►
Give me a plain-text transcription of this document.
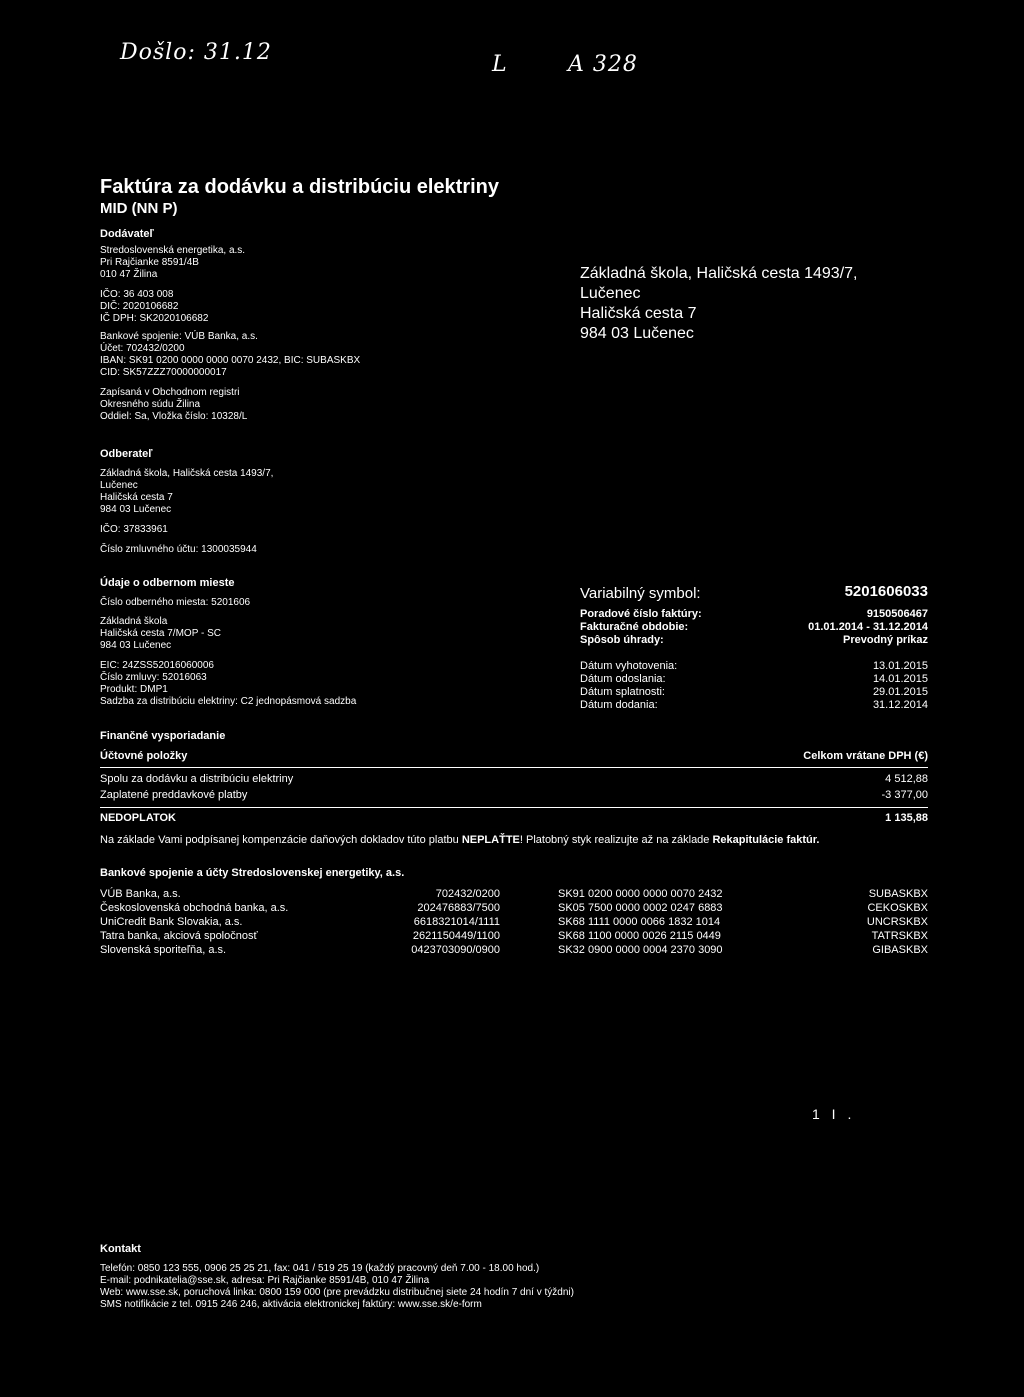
Došlo: 31.12	L	A 328
Faktúra za dodávku a distribúciu elektriny
MID (NN P)
Dodávateľ
Stredoslovenská energetika, a.s.
Pri Rajčianke 8591/4B
010 47 Žilina
IČO: 36 403 008
DIČ: 2020106682
IČ DPH: SK2020106682
Bankové spojenie: VÚB Banka, a.s.
Účet: 702432/0200
IBAN: SK91 0200 0000 0000 0070 2432, BIC: SUBASKBX
CID: SK57ZZZ70000000017
Zapísaná v Obchodnom registri
Okresného súdu Žilina
Oddiel: Sa, Vložka číslo: 10328/L
Základná škola, Haličská cesta 1493/7,
Lučenec
Haličská cesta 7
984 03 Lučenec
Odberateľ
Základná škola, Haličská cesta 1493/7,
Lučenec
Haličská cesta 7
984 03 Lučenec
IČO: 37833961
Číslo zmluvného účtu: 1300035944
Údaje o odbernom mieste
Číslo odberného miesta: 5201606
Základná škola
Haličská cesta 7/MOP - SC
984 03 Lučenec
EIC: 24ZSS52016060006
Číslo zmluvy: 52016063
Produkt: DMP1
Sadzba za distribúciu elektriny: C2 jednopásmová sadzba
Variabilný symbol:	5201606033
Poradové číslo faktúry:	9150506467
Fakturačné obdobie:	01.01.2014 - 31.12.2014
Spôsob úhrady:	Prevodný príkaz
Dátum vyhotovenia:	13.01.2015
Dátum odoslania:	14.01.2015
Dátum splatnosti:	29.01.2015
Dátum dodania:	31.12.2014
Finančné vysporiadanie
Účtovné položky	Celkom vrátane DPH (€)
Spolu za dodávku a distribúciu elektriny	4 512,88
Zaplatené preddavkové platby	-3 377,00
NEDOPLATOK	1 135,88
Na základe Vami podpísanej kompenzácie daňových dokladov túto platbu NEPLAŤTE! Platobný styk realizujte až na základe Rekapitulácie faktúr.
Bankové spojenie a účty Stredoslovenskej energetiky, a.s.
VÚB Banka, a.s.	702432/0200		SK91 0200 0000 0000 0070 2432	SUBASKBX
Československá obchodná banka, a.s.	202476883/7500		SK05 7500 0000 0002 0247 6883	CEKOSKBX
UniCredit Bank Slovakia, a.s.	6618321014/1111		SK68 1111 0000 0066 1832 1014	UNCRSKBX
Tatra banka, akciová spoločnosť	2621150449/1100		SK68 1100 0000 0026 2115 0449	TATRSKBX
Slovenská sporiteľňa, a.s.	0423703090/0900		SK32 0900 0000 0004 2370 3090	GIBASKBX
1 I .
Kontakt
Telefón: 0850 123 555, 0906 25 25 21, fax: 041 / 519 25 19 (každý pracovný deň 7.00 - 18.00 hod.)
E-mail: podnikatelia@sse.sk, adresa: Pri Rajčianke 8591/4B, 010 47 Žilina
Web: www.sse.sk, poruchová linka: 0800 159 000 (pre prevádzku distribučnej siete 24 hodín 7 dní v týždni)
SMS notifikácie z tel. 0915 246 246, aktivácia elektronickej faktúry: www.sse.sk/e-form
◄
- [EXERCISE DIRECTIONS]
Which lines include the word "elektriny"? List them all.

- [THE ANSWER]
Faktúra za dodávku a distribúciu elektriny
Sadzba za distribúciu elektriny: C2 jednopásmová sadzba
Spolu za dodávku a distribúciu elektriny	4 512,88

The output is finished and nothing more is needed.